WRITTEN EXERCISE A: From the listing, quote the lines starting at the one containing "264, 941, 284]" and ending at the one containing "caption-text-body: Gracias por", with both of those lines included.

DOCUMENT TEXT:

Cohen v. United States

L. HAND, Circuit Judge

(after stating the facts as above). The chief question is the charge of the judge on the issue of subornation. Whether it was a matter on which he was called upon to charge at all we have not to decide. The bankrupts corroborated each other in fact as to thfe subornation, and, if the judge had said nothing on the subject, the point might have arisen whether the doctrine requires more than that corroboration is necessary if the case is to go to the jury at all. In fact, he went further and charged them that no corroboration was necessary as to the subornation. If this is wrong in law, we cannot treat it as harmless. While it is extremely improbable that the jury should in fact have believed one bankrupt and not the other, the charge was equivalent to saying that they might wholly ignore one. This we think would have been an improper instruction, even though the judge need have said nothing on the subject. Thus it seems to us that the point was introduced into the case and must be decided.

WRITTEN EXERCISE B: Print the full Cohen v. United States opinion above exactly as it appears, without changing a word.

SUPPLIED MATERIAL:

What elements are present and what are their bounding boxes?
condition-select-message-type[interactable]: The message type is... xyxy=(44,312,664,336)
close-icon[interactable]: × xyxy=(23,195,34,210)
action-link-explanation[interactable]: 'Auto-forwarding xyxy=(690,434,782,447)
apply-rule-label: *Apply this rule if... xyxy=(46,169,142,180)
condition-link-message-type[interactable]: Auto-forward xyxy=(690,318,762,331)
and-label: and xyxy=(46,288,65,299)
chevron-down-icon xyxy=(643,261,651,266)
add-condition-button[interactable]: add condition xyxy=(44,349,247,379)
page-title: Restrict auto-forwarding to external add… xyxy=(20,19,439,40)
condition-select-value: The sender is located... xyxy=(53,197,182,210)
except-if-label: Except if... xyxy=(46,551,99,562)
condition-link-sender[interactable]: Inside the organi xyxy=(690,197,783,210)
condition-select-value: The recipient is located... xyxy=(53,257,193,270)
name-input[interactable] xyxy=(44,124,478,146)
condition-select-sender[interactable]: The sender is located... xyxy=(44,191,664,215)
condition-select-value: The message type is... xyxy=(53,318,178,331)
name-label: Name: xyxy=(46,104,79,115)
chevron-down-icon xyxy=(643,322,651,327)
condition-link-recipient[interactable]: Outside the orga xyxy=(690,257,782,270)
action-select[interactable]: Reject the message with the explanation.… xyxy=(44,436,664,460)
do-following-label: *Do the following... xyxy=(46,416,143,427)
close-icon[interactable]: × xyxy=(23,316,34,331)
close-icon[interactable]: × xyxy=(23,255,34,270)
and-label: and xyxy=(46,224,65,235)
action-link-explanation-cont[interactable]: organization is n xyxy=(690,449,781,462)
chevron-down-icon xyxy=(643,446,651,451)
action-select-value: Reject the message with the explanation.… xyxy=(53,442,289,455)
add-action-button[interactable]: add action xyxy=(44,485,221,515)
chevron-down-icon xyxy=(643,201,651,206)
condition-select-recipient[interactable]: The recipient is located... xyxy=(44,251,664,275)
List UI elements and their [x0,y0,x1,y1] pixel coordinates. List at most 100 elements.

...

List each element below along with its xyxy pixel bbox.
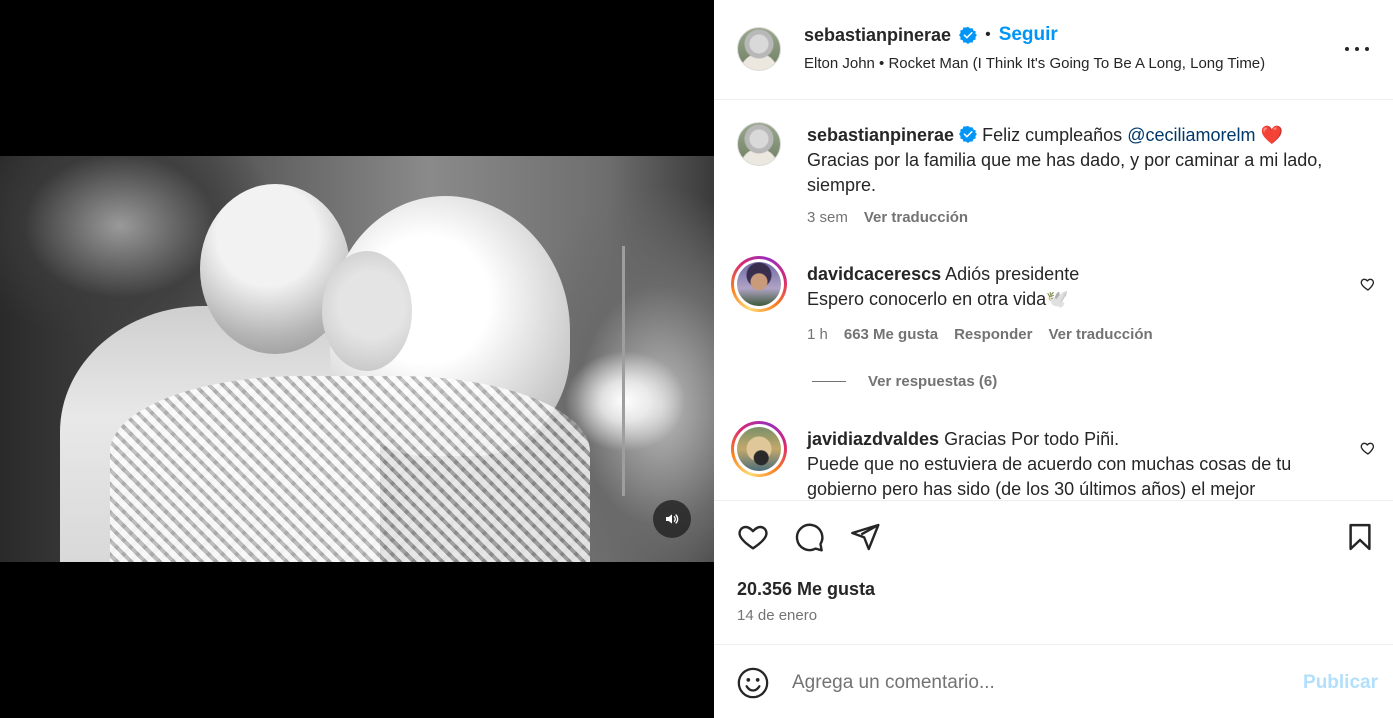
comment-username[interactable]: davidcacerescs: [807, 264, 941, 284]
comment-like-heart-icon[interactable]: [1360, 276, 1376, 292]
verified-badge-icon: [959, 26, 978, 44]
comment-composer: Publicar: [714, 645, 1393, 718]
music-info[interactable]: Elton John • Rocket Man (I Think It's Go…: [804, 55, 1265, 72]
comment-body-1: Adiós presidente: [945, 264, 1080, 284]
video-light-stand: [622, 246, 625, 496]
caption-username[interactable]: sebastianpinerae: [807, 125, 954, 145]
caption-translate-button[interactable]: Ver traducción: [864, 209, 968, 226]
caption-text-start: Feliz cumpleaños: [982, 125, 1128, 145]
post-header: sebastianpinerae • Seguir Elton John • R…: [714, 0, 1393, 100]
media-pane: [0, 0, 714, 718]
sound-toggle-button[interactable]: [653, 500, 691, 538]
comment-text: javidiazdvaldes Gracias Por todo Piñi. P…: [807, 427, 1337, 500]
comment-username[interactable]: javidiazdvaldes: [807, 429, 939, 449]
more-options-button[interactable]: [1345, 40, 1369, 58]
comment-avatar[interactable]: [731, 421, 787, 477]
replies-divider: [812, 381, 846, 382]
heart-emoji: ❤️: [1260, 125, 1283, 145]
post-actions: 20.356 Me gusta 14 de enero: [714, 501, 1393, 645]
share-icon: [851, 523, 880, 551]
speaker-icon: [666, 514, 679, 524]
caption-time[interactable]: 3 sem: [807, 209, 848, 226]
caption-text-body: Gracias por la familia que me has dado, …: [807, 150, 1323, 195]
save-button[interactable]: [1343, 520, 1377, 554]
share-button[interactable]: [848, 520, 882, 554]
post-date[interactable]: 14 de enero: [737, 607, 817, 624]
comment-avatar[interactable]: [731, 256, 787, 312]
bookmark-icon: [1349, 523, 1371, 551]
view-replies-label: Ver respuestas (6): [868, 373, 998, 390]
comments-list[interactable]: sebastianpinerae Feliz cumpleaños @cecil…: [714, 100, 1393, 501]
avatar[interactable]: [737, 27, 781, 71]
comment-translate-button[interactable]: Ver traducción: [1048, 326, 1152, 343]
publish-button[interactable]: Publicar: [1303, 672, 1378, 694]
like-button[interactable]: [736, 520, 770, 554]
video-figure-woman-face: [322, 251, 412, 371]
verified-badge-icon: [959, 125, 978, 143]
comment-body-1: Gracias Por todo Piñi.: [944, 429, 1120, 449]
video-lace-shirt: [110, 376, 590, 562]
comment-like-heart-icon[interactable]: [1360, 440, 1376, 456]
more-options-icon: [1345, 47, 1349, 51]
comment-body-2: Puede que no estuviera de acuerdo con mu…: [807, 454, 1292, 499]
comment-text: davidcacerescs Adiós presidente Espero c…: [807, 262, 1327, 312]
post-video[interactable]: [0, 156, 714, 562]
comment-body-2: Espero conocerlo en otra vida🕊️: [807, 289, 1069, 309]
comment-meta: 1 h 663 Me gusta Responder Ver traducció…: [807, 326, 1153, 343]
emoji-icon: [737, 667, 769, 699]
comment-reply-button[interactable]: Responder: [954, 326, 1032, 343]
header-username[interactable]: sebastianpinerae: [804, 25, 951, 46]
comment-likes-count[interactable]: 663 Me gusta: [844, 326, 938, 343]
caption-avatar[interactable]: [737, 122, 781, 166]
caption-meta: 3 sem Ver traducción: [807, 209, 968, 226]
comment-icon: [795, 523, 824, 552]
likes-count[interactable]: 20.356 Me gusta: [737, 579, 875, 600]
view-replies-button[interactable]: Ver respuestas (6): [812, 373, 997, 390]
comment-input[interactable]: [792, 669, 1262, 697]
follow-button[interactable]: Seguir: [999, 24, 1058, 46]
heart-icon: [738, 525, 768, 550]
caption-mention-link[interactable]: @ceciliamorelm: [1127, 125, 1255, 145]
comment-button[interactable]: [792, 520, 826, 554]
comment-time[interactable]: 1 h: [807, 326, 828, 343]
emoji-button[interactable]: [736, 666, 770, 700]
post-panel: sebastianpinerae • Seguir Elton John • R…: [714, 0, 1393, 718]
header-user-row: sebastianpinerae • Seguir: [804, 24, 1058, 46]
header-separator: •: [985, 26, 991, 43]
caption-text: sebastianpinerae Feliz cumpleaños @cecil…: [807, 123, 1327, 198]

CORRECT RESPONSE A:
comment-username[interactable]: davidcacerescs: [807, 264, 941, 284]
comment-like-heart-icon[interactable]: [1360, 276, 1376, 292]
verified-badge-icon: [959, 26, 978, 44]
comment-composer: Publicar: [714, 645, 1393, 718]
music-info[interactable]: Elton John • Rocket Man (I Think It's Go…: [804, 55, 1265, 72]
comment-body-1: Adiós presidente: [945, 264, 1080, 284]
video-light-stand: [622, 246, 625, 496]
caption-username[interactable]: sebastianpinerae: [807, 125, 954, 145]
caption-translate-button[interactable]: Ver traducción: [864, 209, 968, 226]
caption-text-start: Feliz cumpleaños: [982, 125, 1128, 145]
post-header: sebastianpinerae • Seguir Elton John • R…: [714, 0, 1393, 100]
media-pane: [0, 0, 714, 718]
sound-toggle-button[interactable]: [653, 500, 691, 538]
comment-text: javidiazdvaldes Gracias Por todo Piñi. P…: [807, 427, 1337, 500]
comment-username[interactable]: javidiazdvaldes: [807, 429, 939, 449]
more-options-button[interactable]: [1345, 40, 1369, 58]
comment-avatar[interactable]: [731, 421, 787, 477]
replies-divider: [812, 381, 846, 382]
heart-emoji: ❤️: [1260, 125, 1283, 145]
post-actions: 20.356 Me gusta 14 de enero: [714, 501, 1393, 645]
share-icon: [851, 523, 880, 551]
speaker-icon: [666, 514, 679, 524]
caption-time[interactable]: 3 sem: [807, 209, 848, 226]
caption-text-body: Gracias por la familia que me has dado, …: [807, 150, 1323, 195]

CORRECT RESPONSE B:
Cohen v. United States

L. HAND, Circuit Judge

(after stating the facts as above). The chief question is the charge of the judge on the issue of subornation. Whether it was a matter on which he was called upon to charge at all we have not to decide. The bankrupts corroborated each other in fact as to thfe subornation, and, if the judge had said nothing on the subject, the point might have arisen whether the doctrine requires more than that corroboration is necessary if the case is to go to the jury at all. In fact, he went further and charged them that no corroboration was necessary as to the subornation. If this is wrong in law, we cannot treat it as harmless. While it is extremely improbable that the jury should in fact have believed one bankrupt and not the other, the charge was equivalent to saying that they might wholly ignore one. This we think would have been an improper instruction, even though the judge need have said nothing on the subject. Thus it seems to us that the point was introduced into the case and must be decided.